## Given request
Retype, without changes, every line from the line that contains "Convert this document image to plain text." through the final line of the records. Exclude pictures.

— begin —

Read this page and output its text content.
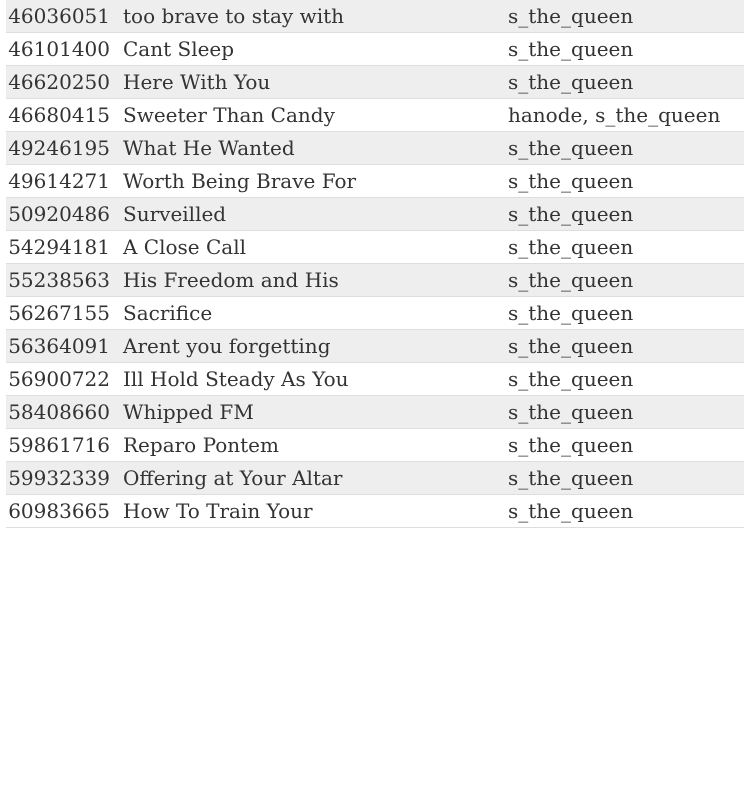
46036051	too brave to stay with	s_the_queen
46101400	Cant Sleep	s_the_queen
46620250	Here With You	s_the_queen
46680415	Sweeter Than Candy	hanode, s_the_queen
49246195	What He Wanted	s_the_queen
49614271	Worth Being Brave For	s_the_queen
50920486	Surveilled	s_the_queen
54294181	A Close Call	s_the_queen
55238563	His Freedom and His	s_the_queen
56267155	Sacrifice	s_the_queen
56364091	Arent you forgetting	s_the_queen
56900722	Ill Hold Steady As You	s_the_queen
58408660	Whipped FM	s_the_queen
59861716	Reparo Pontem	s_the_queen
59932339	Offering at Your Altar	s_the_queen
60983665	How To Train Your	s_the_queen
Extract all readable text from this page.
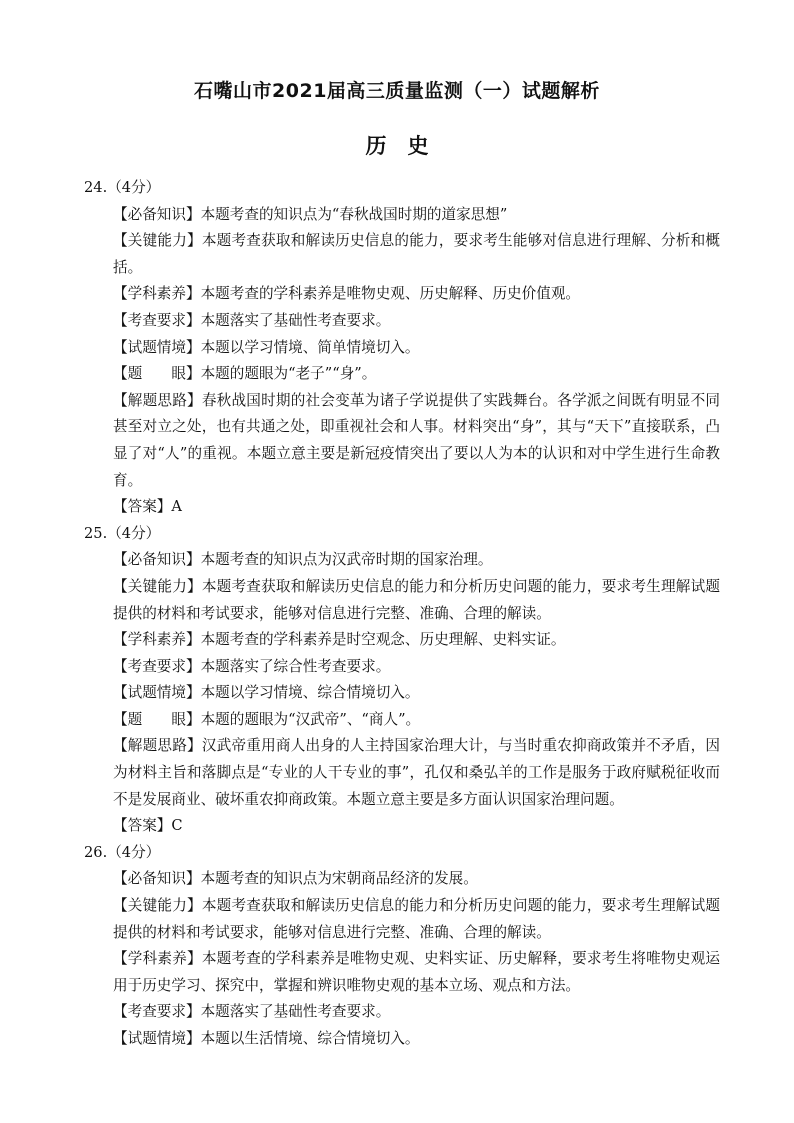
石嘴山市2021届高三质量监测（一）试题解析
历　史
24.（4分）
【必备知识】本题考查的知识点为“春秋战国时期的道家思想”
【关键能力】本题考查获取和解读历史信息的能力，要求考生能够对信息进行理解、分析和概括。
【学科素养】本题考查的学科素养是唯物史观、历史解释、历史价值观。
【考查要求】本题落实了基础性考查要求。
【试题情境】本题以学习情境、简单情境切入。
【题　　眼】本题的题眼为“老子”“身”。
【解题思路】春秋战国时期的社会变革为诸子学说提供了实践舞台。各学派之间既有明显不同甚至对立之处，也有共通之处，即重视社会和人事。材料突出“身”，其与“天下”直接联系，凸显了对“人”的重视。本题立意主要是新冠疫情突出了要以人为本的认识和对中学生进行生命教育。
【答案】A
25.（4分）
【必备知识】本题考查的知识点为汉武帝时期的国家治理。
【关键能力】本题考查获取和解读历史信息的能力和分析历史问题的能力，要求考生理解试题提供的材料和考试要求，能够对信息进行完整、准确、合理的解读。
【学科素养】本题考查的学科素养是时空观念、历史理解、史料实证。
【考查要求】本题落实了综合性考查要求。
【试题情境】本题以学习情境、综合情境切入。
【题　　眼】本题的题眼为“汉武帝”、“商人”。
【解题思路】汉武帝重用商人出身的人主持国家治理大计，与当时重农抑商政策并不矛盾，因为材料主旨和落脚点是“专业的人干专业的事”，孔仅和桑弘羊的工作是服务于政府赋税征收而不是发展商业、破坏重农抑商政策。本题立意主要是多方面认识国家治理问题。
【答案】C
26.（4分）
【必备知识】本题考查的知识点为宋朝商品经济的发展。
【关键能力】本题考查获取和解读历史信息的能力和分析历史问题的能力，要求考生理解试题提供的材料和考试要求，能够对信息进行完整、准确、合理的解读。
【学科素养】本题考查的学科素养是唯物史观、史料实证、历史解释，要求考生将唯物史观运用于历史学习、探究中，掌握和辨识唯物史观的基本立场、观点和方法。
【考查要求】本题落实了基础性考查要求。
【试题情境】本题以生活情境、综合情境切入。
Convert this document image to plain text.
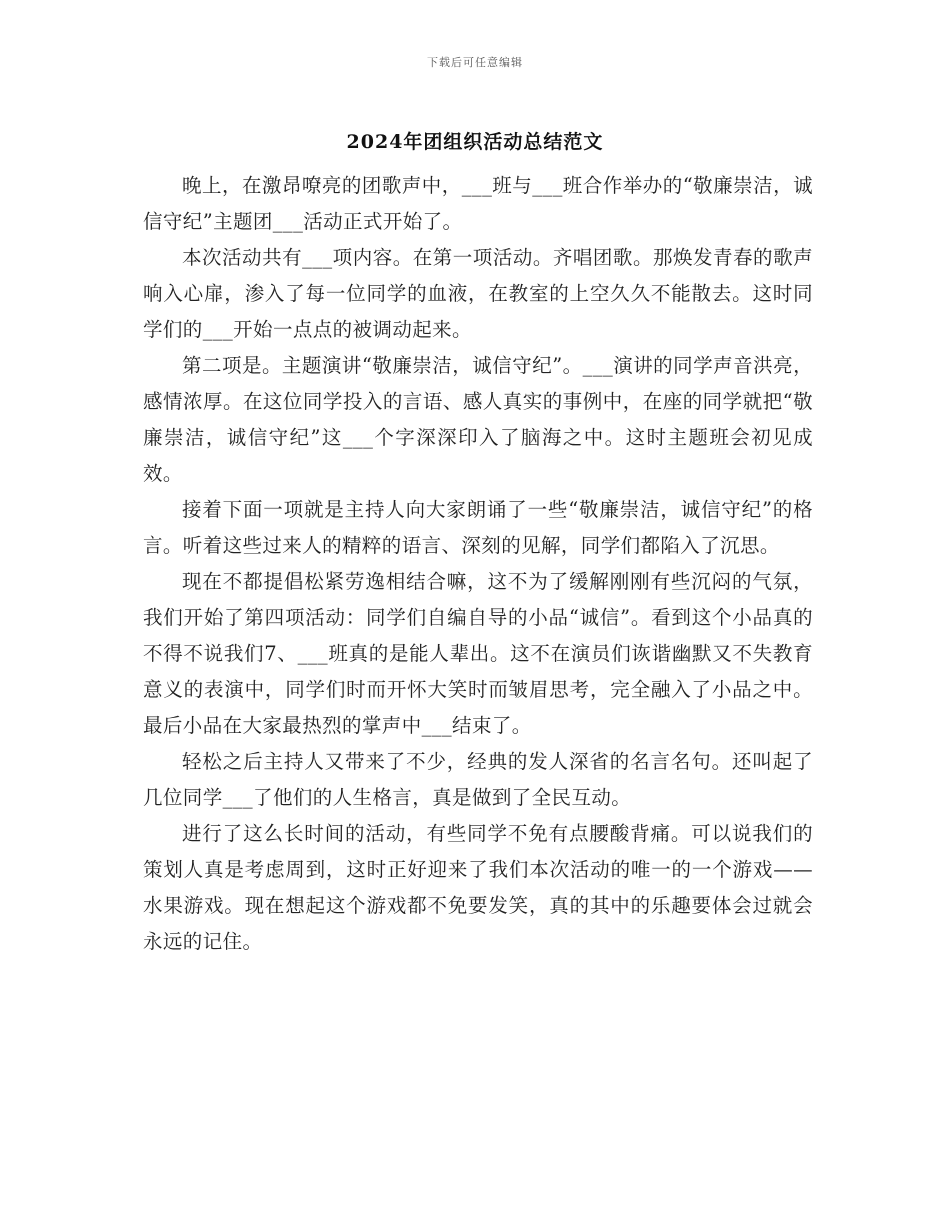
下载后可任意编辑
2024年团组织活动总结范文

晚上，在激昂嘹亮的团歌声中，___班与___班合作举办的“敬廉崇洁，诚信守纪”主题团___活动正式开始了。

本次活动共有___项内容。在第一项活动。齐唱团歌。那焕发青春的歌声响入心扉，渗入了每一位同学的血液，在教室的上空久久不能散去。这时同学们的___开始一点点的被调动起来。

第二项是。主题演讲“敬廉崇洁，诚信守纪”。___演讲的同学声音洪亮，感情浓厚。在这位同学投入的言语、感人真实的事例中，在座的同学就把“敬廉崇洁，诚信守纪”这___个字深深印入了脑海之中。这时主题班会初见成效。

接着下面一项就是主持人向大家朗诵了一些“敬廉崇洁，诚信守纪”的格言。听着这些过来人的精粹的语言、深刻的见解，同学们都陷入了沉思。

现在不都提倡松紧劳逸相结合嘛，这不为了缓解刚刚有些沉闷的气氛，我们开始了第四项活动：同学们自编自导的小品“诚信”。看到这个小品真的不得不说我们7、___班真的是能人辈出。这不在演员们诙谐幽默又不失教育意义的表演中，同学们时而开怀大笑时而皱眉思考，完全融入了小品之中。最后小品在大家最热烈的掌声中___结束了。

轻松之后主持人又带来了不少，经典的发人深省的名言名句。还叫起了几位同学___了他们的人生格言，真是做到了全民互动。

进行了这么长时间的活动，有些同学不免有点腰酸背痛。可以说我们的策划人真是考虑周到，这时正好迎来了我们本次活动的唯一的一个游戏——水果游戏。现在想起这个游戏都不免要发笑，真的其中的乐趣要体会过就会永远的记住。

— end —

## Answer
Convert this document image to plain text.
下载后可任意编辑
2024年团组织活动总结范文

晚上，在激昂嘹亮的团歌声中，___班与___班合作举办的“敬廉崇洁，诚信守纪”主题团___活动正式开始了。

本次活动共有___项内容。在第一项活动。齐唱团歌。那焕发青春的歌声响入心扉，渗入了每一位同学的血液，在教室的上空久久不能散去。这时同学们的___开始一点点的被调动起来。

第二项是。主题演讲“敬廉崇洁，诚信守纪”。___演讲的同学声音洪亮，感情浓厚。在这位同学投入的言语、感人真实的事例中，在座的同学就把“敬廉崇洁，诚信守纪”这___个字深深印入了脑海之中。这时主题班会初见成效。

接着下面一项就是主持人向大家朗诵了一些“敬廉崇洁，诚信守纪”的格言。听着这些过来人的精粹的语言、深刻的见解，同学们都陷入了沉思。

现在不都提倡松紧劳逸相结合嘛，这不为了缓解刚刚有些沉闷的气氛，我们开始了第四项活动：同学们自编自导的小品“诚信”。看到这个小品真的不得不说我们7、___班真的是能人辈出。这不在演员们诙谐幽默又不失教育意义的表演中，同学们时而开怀大笑时而皱眉思考，完全融入了小品之中。最后小品在大家最热烈的掌声中___结束了。

轻松之后主持人又带来了不少，经典的发人深省的名言名句。还叫起了几位同学___了他们的人生格言，真是做到了全民互动。

进行了这么长时间的活动，有些同学不免有点腰酸背痛。可以说我们的策划人真是考虑周到，这时正好迎来了我们本次活动的唯一的一个游戏——水果游戏。现在想起这个游戏都不免要发笑，真的其中的乐趣要体会过就会永远的记住。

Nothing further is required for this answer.